--- start of Material supplied ---

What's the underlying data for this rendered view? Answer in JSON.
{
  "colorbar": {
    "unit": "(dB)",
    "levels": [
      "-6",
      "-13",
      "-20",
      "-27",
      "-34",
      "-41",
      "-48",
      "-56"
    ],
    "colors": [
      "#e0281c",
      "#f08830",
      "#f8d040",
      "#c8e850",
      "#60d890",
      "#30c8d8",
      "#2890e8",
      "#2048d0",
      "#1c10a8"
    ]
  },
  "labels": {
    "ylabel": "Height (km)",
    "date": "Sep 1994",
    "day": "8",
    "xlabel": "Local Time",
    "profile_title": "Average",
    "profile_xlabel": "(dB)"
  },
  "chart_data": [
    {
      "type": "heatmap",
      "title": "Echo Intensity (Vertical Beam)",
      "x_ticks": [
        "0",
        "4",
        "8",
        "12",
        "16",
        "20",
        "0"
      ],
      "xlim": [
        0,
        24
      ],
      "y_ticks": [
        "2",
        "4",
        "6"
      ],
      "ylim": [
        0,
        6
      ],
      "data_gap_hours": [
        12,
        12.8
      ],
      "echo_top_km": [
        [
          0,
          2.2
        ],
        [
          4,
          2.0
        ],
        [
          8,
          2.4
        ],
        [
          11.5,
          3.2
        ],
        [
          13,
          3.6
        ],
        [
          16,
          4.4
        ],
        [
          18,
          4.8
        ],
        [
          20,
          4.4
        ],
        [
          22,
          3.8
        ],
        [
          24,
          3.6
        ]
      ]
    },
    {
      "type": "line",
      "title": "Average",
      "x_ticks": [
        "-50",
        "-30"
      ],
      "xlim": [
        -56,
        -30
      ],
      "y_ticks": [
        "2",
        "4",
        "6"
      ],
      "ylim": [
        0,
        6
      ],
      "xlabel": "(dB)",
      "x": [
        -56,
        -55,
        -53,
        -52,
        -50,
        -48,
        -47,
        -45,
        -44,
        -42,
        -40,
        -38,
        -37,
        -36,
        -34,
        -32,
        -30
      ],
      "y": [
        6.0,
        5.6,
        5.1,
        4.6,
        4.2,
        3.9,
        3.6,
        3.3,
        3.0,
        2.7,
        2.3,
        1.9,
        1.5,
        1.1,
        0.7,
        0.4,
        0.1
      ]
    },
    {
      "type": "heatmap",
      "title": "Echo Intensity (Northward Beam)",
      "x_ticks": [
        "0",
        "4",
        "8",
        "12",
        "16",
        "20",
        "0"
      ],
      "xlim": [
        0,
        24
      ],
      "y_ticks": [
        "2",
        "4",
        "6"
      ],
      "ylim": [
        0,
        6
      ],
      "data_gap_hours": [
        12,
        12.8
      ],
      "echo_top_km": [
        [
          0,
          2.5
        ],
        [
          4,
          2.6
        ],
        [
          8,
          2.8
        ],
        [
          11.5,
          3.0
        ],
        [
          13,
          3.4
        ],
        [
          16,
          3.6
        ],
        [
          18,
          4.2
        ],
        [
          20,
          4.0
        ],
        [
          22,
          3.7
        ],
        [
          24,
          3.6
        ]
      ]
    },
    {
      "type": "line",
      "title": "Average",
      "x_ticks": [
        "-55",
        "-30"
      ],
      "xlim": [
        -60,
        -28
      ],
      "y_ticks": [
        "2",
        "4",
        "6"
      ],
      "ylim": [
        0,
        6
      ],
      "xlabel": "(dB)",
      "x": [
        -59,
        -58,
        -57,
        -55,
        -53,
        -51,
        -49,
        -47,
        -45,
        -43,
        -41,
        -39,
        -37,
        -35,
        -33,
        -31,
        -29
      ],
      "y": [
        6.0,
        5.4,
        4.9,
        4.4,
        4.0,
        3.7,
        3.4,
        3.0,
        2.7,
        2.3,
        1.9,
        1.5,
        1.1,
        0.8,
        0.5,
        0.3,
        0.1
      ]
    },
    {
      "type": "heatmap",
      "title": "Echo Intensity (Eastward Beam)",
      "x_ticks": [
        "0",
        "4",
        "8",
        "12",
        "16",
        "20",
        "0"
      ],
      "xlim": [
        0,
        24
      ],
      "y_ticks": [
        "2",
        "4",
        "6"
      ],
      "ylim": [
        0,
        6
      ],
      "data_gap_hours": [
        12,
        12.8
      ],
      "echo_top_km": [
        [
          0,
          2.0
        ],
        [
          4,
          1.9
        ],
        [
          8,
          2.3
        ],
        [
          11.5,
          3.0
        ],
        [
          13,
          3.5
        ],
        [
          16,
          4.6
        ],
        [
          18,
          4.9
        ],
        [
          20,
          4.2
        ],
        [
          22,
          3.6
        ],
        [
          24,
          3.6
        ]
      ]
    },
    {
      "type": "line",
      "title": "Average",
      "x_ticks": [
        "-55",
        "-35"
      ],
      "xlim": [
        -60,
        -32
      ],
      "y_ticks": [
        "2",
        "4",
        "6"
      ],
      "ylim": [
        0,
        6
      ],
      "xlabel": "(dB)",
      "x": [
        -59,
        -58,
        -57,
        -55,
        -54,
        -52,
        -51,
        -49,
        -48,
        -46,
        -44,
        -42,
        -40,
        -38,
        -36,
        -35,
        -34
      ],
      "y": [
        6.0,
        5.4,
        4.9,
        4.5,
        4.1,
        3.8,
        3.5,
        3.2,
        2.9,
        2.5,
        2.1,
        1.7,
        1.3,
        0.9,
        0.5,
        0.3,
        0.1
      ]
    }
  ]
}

--- end of Material supplied ---

What needs to be done: Give the listing above again, word for word.

Solution:
What's the underlying data for this rendered view? Answer in JSON.
{
  "colorbar": {
    "unit": "(dB)",
    "levels": [
      "-6",
      "-13",
      "-20",
      "-27",
      "-34",
      "-41",
      "-48",
      "-56"
    ],
    "colors": [
      "#e0281c",
      "#f08830",
      "#f8d040",
      "#c8e850",
      "#60d890",
      "#30c8d8",
      "#2890e8",
      "#2048d0",
      "#1c10a8"
    ]
  },
  "labels": {
    "ylabel": "Height (km)",
    "date": "Sep 1994",
    "day": "8",
    "xlabel": "Local Time",
    "profile_title": "Average",
    "profile_xlabel": "(dB)"
  },
  "chart_data": [
    {
      "type": "heatmap",
      "title": "Echo Intensity (Vertical Beam)",
      "x_ticks": [
        "0",
        "4",
        "8",
        "12",
        "16",
        "20",
        "0"
      ],
      "xlim": [
        0,
        24
      ],
      "y_ticks": [
        "2",
        "4",
        "6"
      ],
      "ylim": [
        0,
        6
      ],
      "data_gap_hours": [
        12,
        12.8
      ],
      "echo_top_km": [
        [
          0,
          2.2
        ],
        [
          4,
          2.0
        ],
        [
          8,
          2.4
        ],
        [
          11.5,
          3.2
        ],
        [
          13,
          3.6
        ],
        [
          16,
          4.4
        ],
        [
          18,
          4.8
        ],
        [
          20,
          4.4
        ],
        [
          22,
          3.8
        ],
        [
          24,
          3.6
        ]
      ]
    },
    {
      "type": "line",
      "title": "Average",
      "x_ticks": [
        "-50",
        "-30"
      ],
      "xlim": [
        -56,
        -30
      ],
      "y_ticks": [
        "2",
        "4",
        "6"
      ],
      "ylim": [
        0,
        6
      ],
      "xlabel": "(dB)",
      "x": [
        -56,
        -55,
        -53,
        -52,
        -50,
        -48,
        -47,
        -45,
        -44,
        -42,
        -40,
        -38,
        -37,
        -36,
        -34,
        -32,
        -30
      ],
      "y": [
        6.0,
        5.6,
        5.1,
        4.6,
        4.2,
        3.9,
        3.6,
        3.3,
        3.0,
        2.7,
        2.3,
        1.9,
        1.5,
        1.1,
        0.7,
        0.4,
        0.1
      ]
    },
    {
      "type": "heatmap",
      "title": "Echo Intensity (Northward Beam)",
      "x_ticks": [
        "0",
        "4",
        "8",
        "12",
        "16",
        "20",
        "0"
      ],
      "xlim": [
        0,
        24
      ],
      "y_ticks": [
        "2",
        "4",
        "6"
      ],
      "ylim": [
        0,
        6
      ],
      "data_gap_hours": [
        12,
        12.8
      ],
      "echo_top_km": [
        [
          0,
          2.5
        ],
        [
          4,
          2.6
        ],
        [
          8,
          2.8
        ],
        [
          11.5,
          3.0
        ],
        [
          13,
          3.4
        ],
        [
          16,
          3.6
        ],
        [
          18,
          4.2
        ],
        [
          20,
          4.0
        ],
        [
          22,
          3.7
        ],
        [
          24,
          3.6
        ]
      ]
    },
    {
      "type": "line",
      "title": "Average",
      "x_ticks": [
        "-55",
        "-30"
      ],
      "xlim": [
        -60,
        -28
      ],
      "y_ticks": [
        "2",
        "4",
        "6"
      ],
      "ylim": [
        0,
        6
      ],
      "xlabel": "(dB)",
      "x": [
        -59,
        -58,
        -57,
        -55,
        -53,
        -51,
        -49,
        -47,
        -45,
        -43,
        -41,
        -39,
        -37,
        -35,
        -33,
        -31,
        -29
      ],
      "y": [
        6.0,
        5.4,
        4.9,
        4.4,
        4.0,
        3.7,
        3.4,
        3.0,
        2.7,
        2.3,
        1.9,
        1.5,
        1.1,
        0.8,
        0.5,
        0.3,
        0.1
      ]
    },
    {
      "type": "heatmap",
      "title": "Echo Intensity (Eastward Beam)",
      "x_ticks": [
        "0",
        "4",
        "8",
        "12",
        "16",
        "20",
        "0"
      ],
      "xlim": [
        0,
        24
      ],
      "y_ticks": [
        "2",
        "4",
        "6"
      ],
      "ylim": [
        0,
        6
      ],
      "data_gap_hours": [
        12,
        12.8
      ],
      "echo_top_km": [
        [
          0,
          2.0
        ],
        [
          4,
          1.9
        ],
        [
          8,
          2.3
        ],
        [
          11.5,
          3.0
        ],
        [
          13,
          3.5
        ],
        [
          16,
          4.6
        ],
        [
          18,
          4.9
        ],
        [
          20,
          4.2
        ],
        [
          22,
          3.6
        ],
        [
          24,
          3.6
        ]
      ]
    },
    {
      "type": "line",
      "title": "Average",
      "x_ticks": [
        "-55",
        "-35"
      ],
      "xlim": [
        -60,
        -32
      ],
      "y_ticks": [
        "2",
        "4",
        "6"
      ],
      "ylim": [
        0,
        6
      ],
      "xlabel": "(dB)",
      "x": [
        -59,
        -58,
        -57,
        -55,
        -54,
        -52,
        -51,
        -49,
        -48,
        -46,
        -44,
        -42,
        -40,
        -38,
        -36,
        -35,
        -34
      ],
      "y": [
        6.0,
        5.4,
        4.9,
        4.5,
        4.1,
        3.8,
        3.5,
        3.2,
        2.9,
        2.5,
        2.1,
        1.7,
        1.3,
        0.9,
        0.5,
        0.3,
        0.1
      ]
    }
  ]
}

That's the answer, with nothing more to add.